▼

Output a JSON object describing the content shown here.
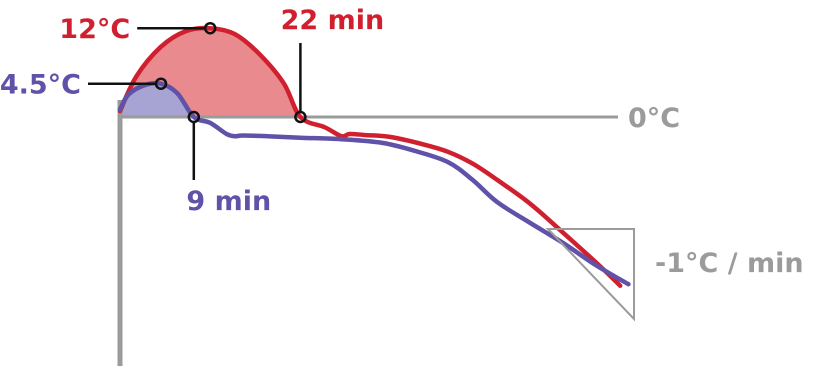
{
  "chart_data": {
    "type": "line",
    "title": "",
    "xlabel": "",
    "ylabel": "",
    "grid": false,
    "series": [
      {
        "color": "#d0202f",
        "fill": "#e98a8e",
        "x": [
          0,
          2,
          5,
          8,
          11,
          14,
          17,
          20,
          22,
          25,
          27,
          28,
          30,
          33,
          37,
          40,
          43,
          46,
          50,
          54,
          58,
          61
        ],
        "y": [
          0.8,
          5.5,
          9.5,
          11.6,
          12.0,
          11.2,
          8.5,
          4.5,
          0.0,
          -1.4,
          -2.6,
          -2.3,
          -2.45,
          -2.7,
          -3.7,
          -4.7,
          -6.3,
          -8.5,
          -11.7,
          -15.6,
          -19.6,
          -22.8
        ]
      },
      {
        "color": "#5f52a8",
        "fill": "#a7a3d3",
        "x": [
          0,
          1,
          3,
          5,
          7,
          9,
          11,
          13,
          14,
          15,
          18,
          22,
          27,
          32,
          36,
          40,
          43,
          46,
          50,
          54,
          58,
          62
        ],
        "y": [
          1.0,
          3.0,
          4.3,
          4.5,
          3.2,
          0.0,
          -0.8,
          -2.3,
          -2.6,
          -2.5,
          -2.6,
          -2.8,
          -3.0,
          -3.5,
          -4.6,
          -6.1,
          -8.5,
          -11.5,
          -14.3,
          -17.0,
          -20.0,
          -22.6
        ]
      }
    ],
    "reference_line": {
      "y": 0,
      "label": "0°C",
      "color": "#9b9b9b"
    },
    "slope_marker": {
      "label": "-1°C / min",
      "color": "#9b9b9b"
    },
    "annotations": [
      {
        "series": 0,
        "x": 11,
        "y": 12.0,
        "label": "12°C",
        "side": "left"
      },
      {
        "series": 0,
        "x": 22,
        "y": 0.0,
        "label": "22 min",
        "side": "up"
      },
      {
        "series": 1,
        "x": 5,
        "y": 4.5,
        "label": "4.5°C",
        "side": "left"
      },
      {
        "series": 1,
        "x": 9,
        "y": 0.0,
        "label": "9 min",
        "side": "down"
      }
    ]
  }
}
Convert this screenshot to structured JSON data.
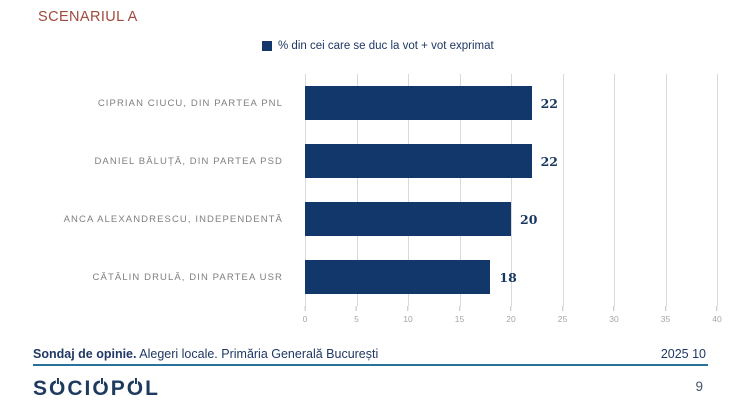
{
  "title": "SCENARIUL A",
  "legend": {
    "label": "% din cei care se duc la vot + vot exprimat",
    "marker_color": "#12386B"
  },
  "chart_data": {
    "type": "bar",
    "orientation": "horizontal",
    "series_name": "% din cei care se duc la vot + vot exprimat",
    "categories": [
      "CIPRIAN CIUCU, DIN PARTEA PNL",
      "DANIEL BĂLUȚĂ, DIN PARTEA PSD",
      "ANCA ALEXANDRESCU, INDEPENDENTĂ",
      "CĂTĂLIN DRULĂ, DIN PARTEA USR"
    ],
    "values": [
      22,
      22,
      20,
      18
    ],
    "value_labels": [
      "22",
      "22",
      "20",
      "18"
    ],
    "xlim": [
      0,
      40
    ],
    "tick_labels": [
      "0",
      "5",
      "10",
      "15",
      "20",
      "25",
      "30",
      "35",
      "40"
    ],
    "bar_color": "#12386B",
    "grid": "vertical-gridlines-on",
    "legend_position": "top-center"
  },
  "footer": {
    "left_bold": "Sondaj de opinie.",
    "left_rest": " Alegeri locale. Primăria Generală București",
    "right": "2025 10"
  },
  "branding": {
    "logo_letters": [
      "S",
      "O",
      "C",
      "I",
      "O",
      "P",
      "O",
      "L"
    ],
    "page_number": "9"
  }
}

▲

**AIM OF THE TASK**
Images in the records should not be copied. Repeat all the rest exactly.

**TASK ANSWER**
Output a JSON object describing the content shown here.
{
  "chart_data": {
    "type": "line",
    "title": "",
    "xlabel": "",
    "ylabel": "",
    "grid": false,
    "series": [
      {
        "color": "#d0202f",
        "fill": "#e98a8e",
        "x": [
          0,
          2,
          5,
          8,
          11,
          14,
          17,
          20,
          22,
          25,
          27,
          28,
          30,
          33,
          37,
          40,
          43,
          46,
          50,
          54,
          58,
          61
        ],
        "y": [
          0.8,
          5.5,
          9.5,
          11.6,
          12.0,
          11.2,
          8.5,
          4.5,
          0.0,
          -1.4,
          -2.6,
          -2.3,
          -2.45,
          -2.7,
          -3.7,
          -4.7,
          -6.3,
          -8.5,
          -11.7,
          -15.6,
          -19.6,
          -22.8
        ]
      },
      {
        "color": "#5f52a8",
        "fill": "#a7a3d3",
        "x": [
          0,
          1,
          3,
          5,
          7,
          9,
          11,
          13,
          14,
          15,
          18,
          22,
          27,
          32,
          36,
          40,
          43,
          46,
          50,
          54,
          58,
          62
        ],
        "y": [
          1.0,
          3.0,
          4.3,
          4.5,
          3.2,
          0.0,
          -0.8,
          -2.3,
          -2.6,
          -2.5,
          -2.6,
          -2.8,
          -3.0,
          -3.5,
          -4.6,
          -6.1,
          -8.5,
          -11.5,
          -14.3,
          -17.0,
          -20.0,
          -22.6
        ]
      }
    ],
    "reference_line": {
      "y": 0,
      "label": "0°C",
      "color": "#9b9b9b"
    },
    "slope_marker": {
      "label": "-1°C / min",
      "color": "#9b9b9b"
    },
    "annotations": [
      {
        "series": 0,
        "x": 11,
        "y": 12.0,
        "label": "12°C",
        "side": "left"
      },
      {
        "series": 0,
        "x": 22,
        "y": 0.0,
        "label": "22 min",
        "side": "up"
      },
      {
        "series": 1,
        "x": 5,
        "y": 4.5,
        "label": "4.5°C",
        "side": "left"
      },
      {
        "series": 1,
        "x": 9,
        "y": 0.0,
        "label": "9 min",
        "side": "down"
      }
    ]
  }
}
Convert this screenshot to structured JSON data.
{
  "title": "SCENARIUL A",
  "legend": {
    "label": "% din cei care se duc la vot + vot exprimat",
    "marker_color": "#12386B"
  },
  "chart_data": {
    "type": "bar",
    "orientation": "horizontal",
    "series_name": "% din cei care se duc la vot + vot exprimat",
    "categories": [
      "CIPRIAN CIUCU, DIN PARTEA PNL",
      "DANIEL BĂLUȚĂ, DIN PARTEA PSD",
      "ANCA ALEXANDRESCU, INDEPENDENTĂ",
      "CĂTĂLIN DRULĂ, DIN PARTEA USR"
    ],
    "values": [
      22,
      22,
      20,
      18
    ],
    "value_labels": [
      "22",
      "22",
      "20",
      "18"
    ],
    "xlim": [
      0,
      40
    ],
    "tick_labels": [
      "0",
      "5",
      "10",
      "15",
      "20",
      "25",
      "30",
      "35",
      "40"
    ],
    "bar_color": "#12386B",
    "grid": "vertical-gridlines-on",
    "legend_position": "top-center"
  },
  "footer": {
    "left_bold": "Sondaj de opinie.",
    "left_rest": " Alegeri locale. Primăria Generală București",
    "right": "2025 10"
  },
  "branding": {
    "logo_letters": [
      "S",
      "O",
      "C",
      "I",
      "O",
      "P",
      "O",
      "L"
    ],
    "page_number": "9"
  }
}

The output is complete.